PROMPT — An exact copy of every record is needed.

(Recorded data)
---------------

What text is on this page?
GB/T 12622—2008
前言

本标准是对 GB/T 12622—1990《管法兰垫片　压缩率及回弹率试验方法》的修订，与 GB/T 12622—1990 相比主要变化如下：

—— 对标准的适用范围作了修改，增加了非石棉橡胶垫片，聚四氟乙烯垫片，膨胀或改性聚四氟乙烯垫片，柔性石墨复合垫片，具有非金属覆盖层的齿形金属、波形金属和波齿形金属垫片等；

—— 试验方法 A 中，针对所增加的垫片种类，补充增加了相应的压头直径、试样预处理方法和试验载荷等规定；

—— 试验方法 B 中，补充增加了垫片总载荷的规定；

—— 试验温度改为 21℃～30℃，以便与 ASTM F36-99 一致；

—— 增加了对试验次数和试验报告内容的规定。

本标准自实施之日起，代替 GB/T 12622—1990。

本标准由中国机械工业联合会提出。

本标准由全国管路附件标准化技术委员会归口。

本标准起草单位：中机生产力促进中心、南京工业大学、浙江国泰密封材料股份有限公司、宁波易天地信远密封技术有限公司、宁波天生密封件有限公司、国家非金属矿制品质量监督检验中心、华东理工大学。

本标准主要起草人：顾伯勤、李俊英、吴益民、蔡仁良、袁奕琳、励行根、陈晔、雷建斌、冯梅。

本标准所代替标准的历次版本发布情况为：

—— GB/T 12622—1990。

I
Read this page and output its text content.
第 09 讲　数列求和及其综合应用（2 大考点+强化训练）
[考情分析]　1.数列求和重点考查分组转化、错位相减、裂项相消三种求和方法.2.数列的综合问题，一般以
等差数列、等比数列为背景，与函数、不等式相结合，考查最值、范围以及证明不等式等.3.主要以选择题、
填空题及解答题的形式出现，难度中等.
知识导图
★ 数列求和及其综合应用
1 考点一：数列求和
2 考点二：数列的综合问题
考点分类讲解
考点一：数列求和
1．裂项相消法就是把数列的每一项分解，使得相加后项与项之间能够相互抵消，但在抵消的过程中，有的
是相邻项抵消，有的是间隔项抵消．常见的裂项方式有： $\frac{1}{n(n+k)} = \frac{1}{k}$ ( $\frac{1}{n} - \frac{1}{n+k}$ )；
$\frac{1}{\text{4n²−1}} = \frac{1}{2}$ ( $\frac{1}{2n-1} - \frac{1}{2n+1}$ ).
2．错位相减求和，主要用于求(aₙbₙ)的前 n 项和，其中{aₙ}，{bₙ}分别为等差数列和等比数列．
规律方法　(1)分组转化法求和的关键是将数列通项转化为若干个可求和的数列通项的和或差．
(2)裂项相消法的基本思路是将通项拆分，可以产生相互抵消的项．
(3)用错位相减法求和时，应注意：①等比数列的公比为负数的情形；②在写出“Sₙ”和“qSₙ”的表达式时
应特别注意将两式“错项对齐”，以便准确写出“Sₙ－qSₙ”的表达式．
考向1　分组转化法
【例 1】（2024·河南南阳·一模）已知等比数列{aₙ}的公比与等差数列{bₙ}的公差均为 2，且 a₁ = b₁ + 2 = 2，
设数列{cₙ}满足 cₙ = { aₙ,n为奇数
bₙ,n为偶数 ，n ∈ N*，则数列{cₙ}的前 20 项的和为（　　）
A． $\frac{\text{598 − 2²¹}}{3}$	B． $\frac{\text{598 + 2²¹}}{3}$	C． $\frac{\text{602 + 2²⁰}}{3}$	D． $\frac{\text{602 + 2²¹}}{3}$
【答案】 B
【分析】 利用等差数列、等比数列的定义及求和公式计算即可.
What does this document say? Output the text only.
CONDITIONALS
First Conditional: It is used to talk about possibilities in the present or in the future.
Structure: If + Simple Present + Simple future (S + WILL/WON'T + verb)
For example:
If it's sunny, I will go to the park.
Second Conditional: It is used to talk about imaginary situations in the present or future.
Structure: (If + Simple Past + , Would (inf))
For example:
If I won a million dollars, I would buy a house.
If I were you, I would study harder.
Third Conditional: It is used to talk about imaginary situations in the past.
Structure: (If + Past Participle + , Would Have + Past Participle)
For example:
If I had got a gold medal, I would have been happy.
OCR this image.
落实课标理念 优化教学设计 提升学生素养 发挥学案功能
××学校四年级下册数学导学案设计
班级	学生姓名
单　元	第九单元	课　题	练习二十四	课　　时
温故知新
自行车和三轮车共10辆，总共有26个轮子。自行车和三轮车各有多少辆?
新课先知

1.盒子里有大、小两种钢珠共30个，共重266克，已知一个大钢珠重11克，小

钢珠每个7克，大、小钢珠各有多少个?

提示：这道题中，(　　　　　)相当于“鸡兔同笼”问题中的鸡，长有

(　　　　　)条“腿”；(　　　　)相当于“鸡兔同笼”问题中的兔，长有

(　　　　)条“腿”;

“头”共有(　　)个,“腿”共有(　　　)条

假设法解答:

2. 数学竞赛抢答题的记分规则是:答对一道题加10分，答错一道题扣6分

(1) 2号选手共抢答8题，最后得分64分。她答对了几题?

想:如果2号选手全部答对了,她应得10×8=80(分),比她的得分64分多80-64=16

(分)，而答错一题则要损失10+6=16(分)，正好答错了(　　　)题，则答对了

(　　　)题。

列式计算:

---------------

SOLUTION —
What text is on this page?
GB/T 12622—2008
前言

本标准是对 GB/T 12622—1990《管法兰垫片　压缩率及回弹率试验方法》的修订，与 GB/T 12622—1990 相比主要变化如下：

—— 对标准的适用范围作了修改，增加了非石棉橡胶垫片，聚四氟乙烯垫片，膨胀或改性聚四氟乙烯垫片，柔性石墨复合垫片，具有非金属覆盖层的齿形金属、波形金属和波齿形金属垫片等；

—— 试验方法 A 中，针对所增加的垫片种类，补充增加了相应的压头直径、试样预处理方法和试验载荷等规定；

—— 试验方法 B 中，补充增加了垫片总载荷的规定；

—— 试验温度改为 21℃～30℃，以便与 ASTM F36-99 一致；

—— 增加了对试验次数和试验报告内容的规定。

本标准自实施之日起，代替 GB/T 12622—1990。

本标准由中国机械工业联合会提出。

本标准由全国管路附件标准化技术委员会归口。

本标准起草单位：中机生产力促进中心、南京工业大学、浙江国泰密封材料股份有限公司、宁波易天地信远密封技术有限公司、宁波天生密封件有限公司、国家非金属矿制品质量监督检验中心、华东理工大学。

本标准主要起草人：顾伯勤、李俊英、吴益民、蔡仁良、袁奕琳、励行根、陈晔、雷建斌、冯梅。

本标准所代替标准的历次版本发布情况为：

—— GB/T 12622—1990。

I
Read this page and output its text content.
第 09 讲　数列求和及其综合应用（2 大考点+强化训练）
[考情分析]　1.数列求和重点考查分组转化、错位相减、裂项相消三种求和方法.2.数列的综合问题，一般以
等差数列、等比数列为背景，与函数、不等式相结合，考查最值、范围以及证明不等式等.3.主要以选择题、
填空题及解答题的形式出现，难度中等.
知识导图
★ 数列求和及其综合应用
1 考点一：数列求和
2 考点二：数列的综合问题
考点分类讲解
考点一：数列求和
1．裂项相消法就是把数列的每一项分解，使得相加后项与项之间能够相互抵消，但在抵消的过程中，有的
是相邻项抵消，有的是间隔项抵消．常见的裂项方式有： $\frac{1}{n(n+k)} = \frac{1}{k}$ ( $\frac{1}{n} - \frac{1}{n+k}$ )；
$\frac{1}{\text{4n²−1}} = \frac{1}{2}$ ( $\frac{1}{2n-1} - \frac{1}{2n+1}$ ).
2．错位相减求和，主要用于求(aₙbₙ)的前 n 项和，其中{aₙ}，{bₙ}分别为等差数列和等比数列．
规律方法　(1)分组转化法求和的关键是将数列通项转化为若干个可求和的数列通项的和或差．
(2)裂项相消法的基本思路是将通项拆分，可以产生相互抵消的项．
(3)用错位相减法求和时，应注意：①等比数列的公比为负数的情形；②在写出“Sₙ”和“qSₙ”的表达式时
应特别注意将两式“错项对齐”，以便准确写出“Sₙ－qSₙ”的表达式．
考向1　分组转化法
【例 1】（2024·河南南阳·一模）已知等比数列{aₙ}的公比与等差数列{bₙ}的公差均为 2，且 a₁ = b₁ + 2 = 2，
设数列{cₙ}满足 cₙ = { aₙ,n为奇数
bₙ,n为偶数 ，n ∈ N*，则数列{cₙ}的前 20 项的和为（　　）
A． $\frac{\text{598 − 2²¹}}{3}$	B． $\frac{\text{598 + 2²¹}}{3}$	C． $\frac{\text{602 + 2²⁰}}{3}$	D． $\frac{\text{602 + 2²¹}}{3}$
【答案】 B
【分析】 利用等差数列、等比数列的定义及求和公式计算即可.
What does this document say? Output the text only.
CONDITIONALS
First Conditional: It is used to talk about possibilities in the present or in the future.
Structure: If + Simple Present + Simple future (S + WILL/WON'T + verb)
For example:
If it's sunny, I will go to the park.
Second Conditional: It is used to talk about imaginary situations in the present or future.
Structure: (If + Simple Past + , Would (inf))
For example:
If I won a million dollars, I would buy a house.
If I were you, I would study harder.
Third Conditional: It is used to talk about imaginary situations in the past.
Structure: (If + Past Participle + , Would Have + Past Participle)
For example:
If I had got a gold medal, I would have been happy.
OCR this image.
落实课标理念 优化教学设计 提升学生素养 发挥学案功能
××学校四年级下册数学导学案设计
班级	学生姓名
单　元	第九单元	课　题	练习二十四	课　　时
温故知新
自行车和三轮车共10辆，总共有26个轮子。自行车和三轮车各有多少辆?
新课先知

1.盒子里有大、小两种钢珠共30个，共重266克，已知一个大钢珠重11克，小

钢珠每个7克，大、小钢珠各有多少个?

提示：这道题中，(　　　　　)相当于“鸡兔同笼”问题中的鸡，长有

(　　　　　)条“腿”；(　　　　)相当于“鸡兔同笼”问题中的兔，长有

(　　　　)条“腿”;

“头”共有(　　)个,“腿”共有(　　　)条

假设法解答:

2. 数学竞赛抢答题的记分规则是:答对一道题加10分，答错一道题扣6分

(1) 2号选手共抢答8题，最后得分64分。她答对了几题?

想:如果2号选手全部答对了,她应得10×8=80(分),比她的得分64分多80-64=16

(分)，而答错一题则要损失10+6=16(分)，正好答错了(　　　)题，则答对了

(　　　)题。

列式计算:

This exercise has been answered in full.